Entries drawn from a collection

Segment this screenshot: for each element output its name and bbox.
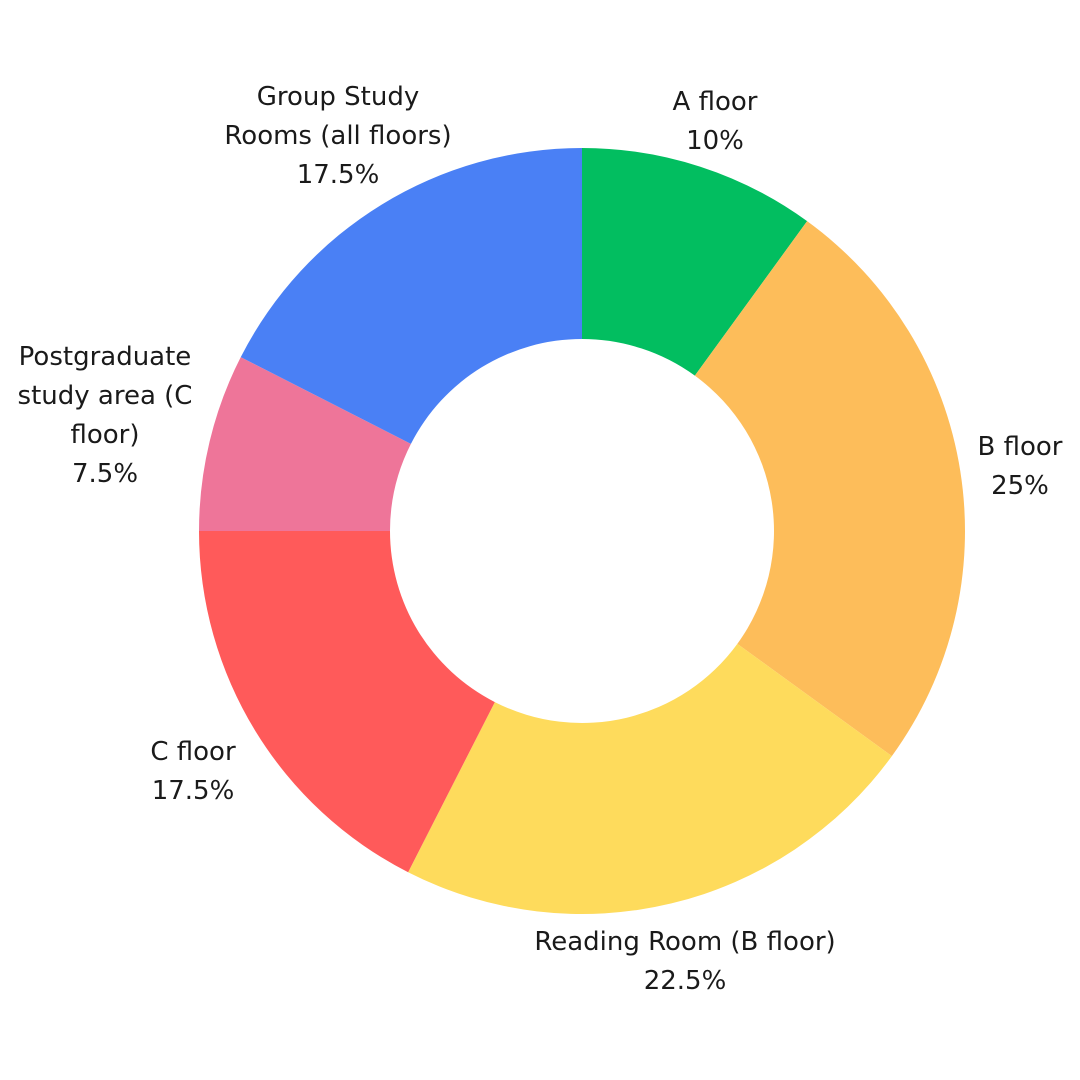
slice-percent-label: 7.5% [72,459,138,489]
donut-slice-5 [199,357,411,531]
slice-name-label: Postgraduate [19,342,192,372]
slice-label-1: A floor 10% [673,87,758,156]
donut-slice-4 [199,531,495,873]
slice-label-4: C floor 17.5% [150,737,236,806]
slice-percent-label: 10% [686,126,744,156]
slice-label-5: Postgraduate study area (C floor) 7.5% [18,342,193,489]
donut-slice-6 [240,148,582,444]
slice-name-label: Reading Room (B floor) [534,927,835,957]
slice-label-3: Reading Room (B floor) 22.5% [534,927,835,996]
slice-label-6: Group Study Rooms (all floors) 17.5% [224,82,451,190]
slice-name-label: A floor [673,87,758,117]
slice-percent-label: 25% [991,471,1049,501]
slice-name-label: floor) [70,420,139,450]
slice-label-2: B floor 25% [978,432,1063,501]
slice-name-label: Rooms (all floors) [224,121,451,151]
slice-name-label: Group Study [257,82,420,112]
slices-group [199,148,965,914]
slice-name-label: B floor [978,432,1063,462]
slice-percent-label: 22.5% [644,966,727,996]
donut-slice-3 [408,643,892,914]
labels-group: A floor 10% B floor 25% Reading Room (B floo… [18,82,1063,996]
donut-slice-1 [582,148,808,376]
slice-percent-label: 17.5% [297,160,380,190]
slice-name-label: C floor [150,737,236,767]
donut-slice-2 [694,221,965,757]
slice-percent-label: 17.5% [152,776,235,806]
slice-name-label: study area (C [18,381,193,411]
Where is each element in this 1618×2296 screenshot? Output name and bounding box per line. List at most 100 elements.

WHAT IS ASKED » Please copy the lines from the one containing "slice-percent-label: 7.5% [72,459,138,489]" through the one containing "slice-name-label: B floor [978,432,1063,462]" exactly as they appear, including both end lines.

WORKED SOLUTION »
slice-percent-label: 7.5% [72,459,138,489]
donut-slice-5 [199,357,411,531]
slice-name-label: Postgraduate [19,342,192,372]
slice-label-1: A floor 10% [673,87,758,156]
donut-slice-4 [199,531,495,873]
slice-label-4: C floor 17.5% [150,737,236,806]
slice-percent-label: 10% [686,126,744,156]
slice-label-5: Postgraduate study area (C floor) 7.5% [18,342,193,489]
donut-slice-6 [240,148,582,444]
slice-name-label: Reading Room (B floor) [534,927,835,957]
slice-label-3: Reading Room (B floor) 22.5% [534,927,835,996]
slice-label-6: Group Study Rooms (all floors) 17.5% [224,82,451,190]
slice-name-label: A floor [673,87,758,117]
slice-percent-label: 25% [991,471,1049,501]
slice-name-label: floor) [70,420,139,450]
slice-label-2: B floor 25% [978,432,1063,501]
slice-name-label: Rooms (all floors) [224,121,451,151]
slice-name-label: Group Study [257,82,420,112]
slices-group [199,148,965,914]
slice-name-label: B floor [978,432,1063,462]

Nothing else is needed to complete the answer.